═══ Data for this exercise
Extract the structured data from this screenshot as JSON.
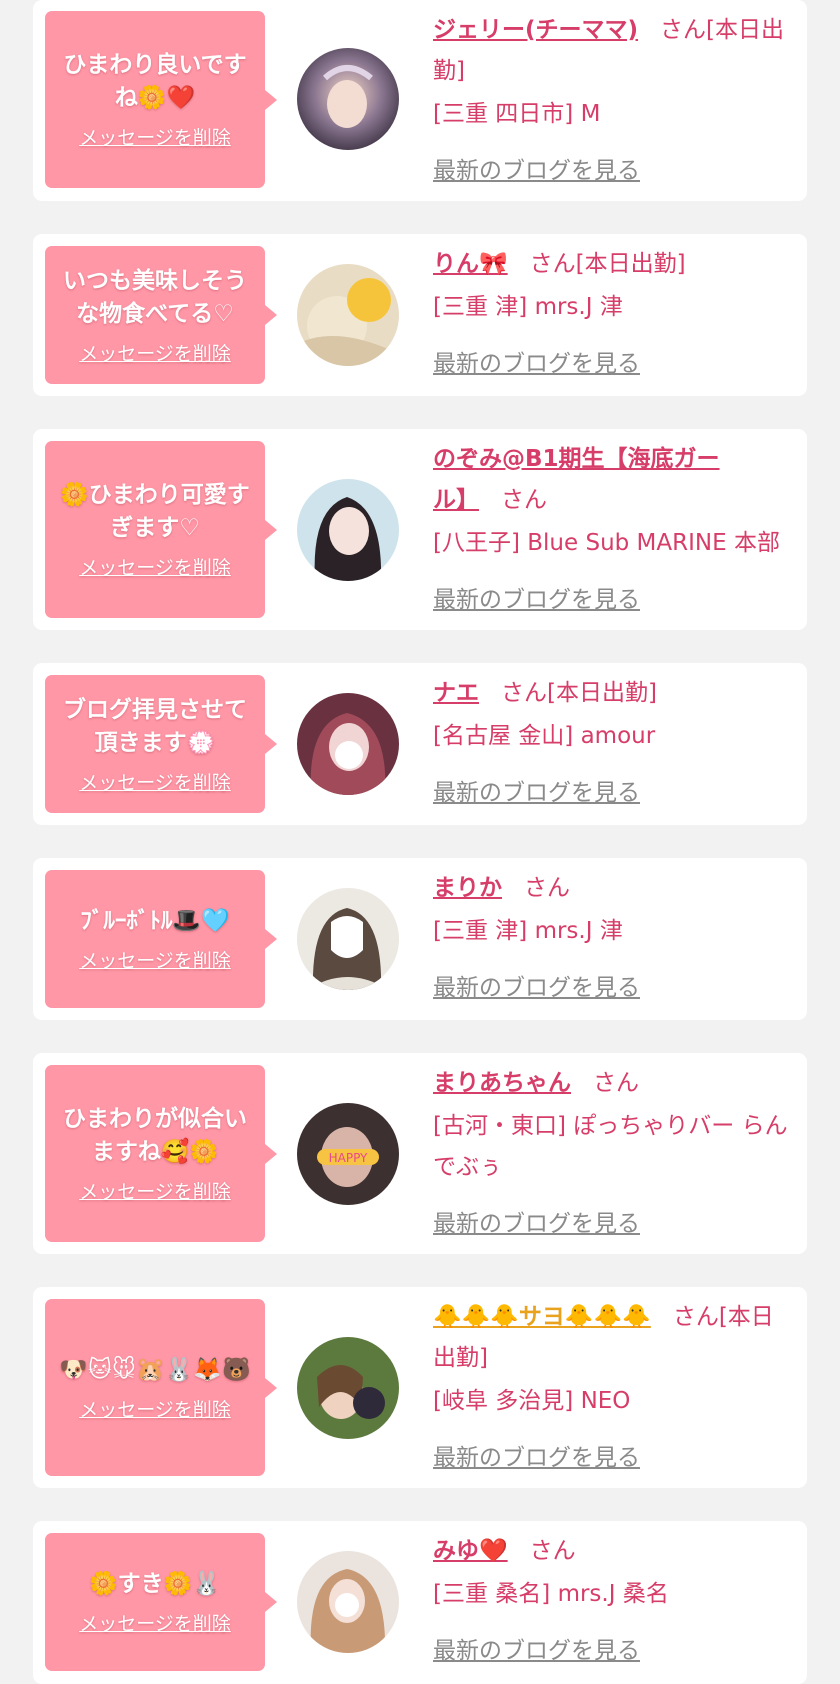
{
  "delete_label": "メッセージを削除",
  "blog_label": "最新のブログを見る",
  "colors": {
    "accent": "#d63d68",
    "bubble": "#ff97a6",
    "link_gray": "#8a8a8a",
    "background": "#f2f2f2"
  },
  "messages": [
    {
      "message_text": "ひまわり良いですね🌼❤️",
      "name": "ジェリー(チーママ)",
      "suffix": "さん[本日出勤]",
      "shop": "[三重 四日市] M"
    },
    {
      "message_text": "いつも美味しそうな物食べてる♡",
      "name": "りん🎀",
      "suffix": "さん[本日出勤]",
      "shop": "[三重 津] mrs.J 津"
    },
    {
      "message_text": "🌼ひまわり可愛すぎます♡",
      "name": "のぞみ@B1期生【海底ガール】",
      "suffix": "さん",
      "shop": "[八王子] Blue Sub MARINE 本部"
    },
    {
      "message_text": "ブログ拝見させて頂きます💮",
      "name": "ナエ",
      "suffix": "さん[本日出勤]",
      "shop": "[名古屋 金山] amour"
    },
    {
      "message_text": "ﾌﾞﾙｰﾎﾞﾄﾙ🎩🩵",
      "name": "まりか",
      "suffix": "さん",
      "shop": "[三重 津] mrs.J 津"
    },
    {
      "message_text": "ひまわりが似合いますね🥰🌼",
      "name": "まりあちゃん",
      "suffix": "さん",
      "shop": "[古河・東口] ぽっちゃりバー らんでぶぅ"
    },
    {
      "message_text": "🐶🐱🐭🐹🐰🦊🐻",
      "name": "🐥🐥🐥サヨ🐥🐥🐥",
      "suffix": "さん[本日出勤]",
      "shop": "[岐阜 多治見] NEO"
    },
    {
      "message_text": "🌼すき🌼🐰",
      "name": "みゆ❤️",
      "suffix": "さん",
      "shop": "[三重 桑名] mrs.J 桑名"
    }
  ]
}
══════
» **Work required**
Pictures are excluded; copy all other data exactly as shown.

» **The response**
Extract the structured data from this screenshot as JSON.
{
  "delete_label": "メッセージを削除",
  "blog_label": "最新のブログを見る",
  "colors": {
    "accent": "#d63d68",
    "bubble": "#ff97a6",
    "link_gray": "#8a8a8a",
    "background": "#f2f2f2"
  },
  "messages": [
    {
      "message_text": "ひまわり良いですね🌼❤️",
      "name": "ジェリー(チーママ)",
      "suffix": "さん[本日出勤]",
      "shop": "[三重 四日市] M"
    },
    {
      "message_text": "いつも美味しそうな物食べてる♡",
      "name": "りん🎀",
      "suffix": "さん[本日出勤]",
      "shop": "[三重 津] mrs.J 津"
    },
    {
      "message_text": "🌼ひまわり可愛すぎます♡",
      "name": "のぞみ@B1期生【海底ガール】",
      "suffix": "さん",
      "shop": "[八王子] Blue Sub MARINE 本部"
    },
    {
      "message_text": "ブログ拝見させて頂きます💮",
      "name": "ナエ",
      "suffix": "さん[本日出勤]",
      "shop": "[名古屋 金山] amour"
    },
    {
      "message_text": "ﾌﾞﾙｰﾎﾞﾄﾙ🎩🩵",
      "name": "まりか",
      "suffix": "さん",
      "shop": "[三重 津] mrs.J 津"
    },
    {
      "message_text": "ひまわりが似合いますね🥰🌼",
      "name": "まりあちゃん",
      "suffix": "さん",
      "shop": "[古河・東口] ぽっちゃりバー らんでぶぅ"
    },
    {
      "message_text": "🐶🐱🐭🐹🐰🦊🐻",
      "name": "🐥🐥🐥サヨ🐥🐥🐥",
      "suffix": "さん[本日出勤]",
      "shop": "[岐阜 多治見] NEO"
    },
    {
      "message_text": "🌼すき🌼🐰",
      "name": "みゆ❤️",
      "suffix": "さん",
      "shop": "[三重 桑名] mrs.J 桑名"
    }
  ]
}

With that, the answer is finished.